### RECORD EXCERPTS
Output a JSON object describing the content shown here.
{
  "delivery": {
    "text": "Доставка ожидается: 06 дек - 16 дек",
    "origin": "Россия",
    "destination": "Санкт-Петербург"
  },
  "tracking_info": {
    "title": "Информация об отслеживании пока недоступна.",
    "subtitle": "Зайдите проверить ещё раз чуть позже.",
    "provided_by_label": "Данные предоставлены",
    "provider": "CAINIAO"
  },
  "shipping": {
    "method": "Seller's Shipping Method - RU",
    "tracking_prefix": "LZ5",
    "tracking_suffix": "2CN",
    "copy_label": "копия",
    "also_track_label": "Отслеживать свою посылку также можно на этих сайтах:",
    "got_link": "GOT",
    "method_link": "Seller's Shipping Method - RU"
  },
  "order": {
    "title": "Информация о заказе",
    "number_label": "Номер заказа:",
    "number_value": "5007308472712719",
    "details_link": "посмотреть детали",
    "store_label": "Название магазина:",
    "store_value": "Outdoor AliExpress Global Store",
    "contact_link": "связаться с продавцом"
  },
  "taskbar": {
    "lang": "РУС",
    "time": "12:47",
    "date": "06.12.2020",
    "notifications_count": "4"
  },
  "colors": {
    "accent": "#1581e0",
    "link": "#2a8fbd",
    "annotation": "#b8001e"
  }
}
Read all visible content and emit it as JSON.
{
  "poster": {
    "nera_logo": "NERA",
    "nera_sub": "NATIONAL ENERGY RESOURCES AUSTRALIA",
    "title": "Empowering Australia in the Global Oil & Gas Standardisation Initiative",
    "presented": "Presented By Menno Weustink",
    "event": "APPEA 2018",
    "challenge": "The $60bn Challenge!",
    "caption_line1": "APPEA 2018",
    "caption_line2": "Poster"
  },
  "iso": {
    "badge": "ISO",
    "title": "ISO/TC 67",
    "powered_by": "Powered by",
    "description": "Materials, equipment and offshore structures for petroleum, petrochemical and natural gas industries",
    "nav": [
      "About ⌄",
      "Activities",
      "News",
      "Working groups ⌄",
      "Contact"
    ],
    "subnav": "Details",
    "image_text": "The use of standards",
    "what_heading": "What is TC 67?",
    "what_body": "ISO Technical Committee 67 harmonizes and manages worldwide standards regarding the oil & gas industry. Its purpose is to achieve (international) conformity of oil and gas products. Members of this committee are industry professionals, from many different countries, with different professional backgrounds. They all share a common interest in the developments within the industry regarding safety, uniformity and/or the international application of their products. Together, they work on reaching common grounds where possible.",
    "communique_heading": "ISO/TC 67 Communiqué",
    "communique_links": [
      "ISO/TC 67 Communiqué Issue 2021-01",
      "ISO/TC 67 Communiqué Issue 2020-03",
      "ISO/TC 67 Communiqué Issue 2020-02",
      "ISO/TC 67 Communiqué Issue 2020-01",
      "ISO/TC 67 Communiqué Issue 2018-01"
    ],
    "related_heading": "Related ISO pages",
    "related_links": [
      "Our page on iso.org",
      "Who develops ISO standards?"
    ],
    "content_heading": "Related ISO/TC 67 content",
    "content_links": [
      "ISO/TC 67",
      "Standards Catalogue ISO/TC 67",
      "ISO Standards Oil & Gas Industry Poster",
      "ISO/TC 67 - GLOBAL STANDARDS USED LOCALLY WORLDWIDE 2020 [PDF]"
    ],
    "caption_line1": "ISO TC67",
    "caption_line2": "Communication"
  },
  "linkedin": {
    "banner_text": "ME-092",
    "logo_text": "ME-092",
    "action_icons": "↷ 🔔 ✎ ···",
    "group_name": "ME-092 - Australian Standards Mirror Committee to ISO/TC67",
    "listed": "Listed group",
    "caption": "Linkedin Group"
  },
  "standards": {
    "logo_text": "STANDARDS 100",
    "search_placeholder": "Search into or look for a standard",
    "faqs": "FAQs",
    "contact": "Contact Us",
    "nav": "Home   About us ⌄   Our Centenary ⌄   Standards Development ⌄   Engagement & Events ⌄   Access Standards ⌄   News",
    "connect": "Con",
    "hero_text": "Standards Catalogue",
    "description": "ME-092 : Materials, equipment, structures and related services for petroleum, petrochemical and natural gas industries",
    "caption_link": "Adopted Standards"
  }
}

### DIRECTION
Select the lines in this material that hold the word "News", leaving none out.

### OUTPUT OF THE TASK
      "News",
    "nav": "Home   About us ⌄   Our Centenary ⌄   Standards Development ⌄   Engagement & Events ⌄   Access Standards ⌄   News",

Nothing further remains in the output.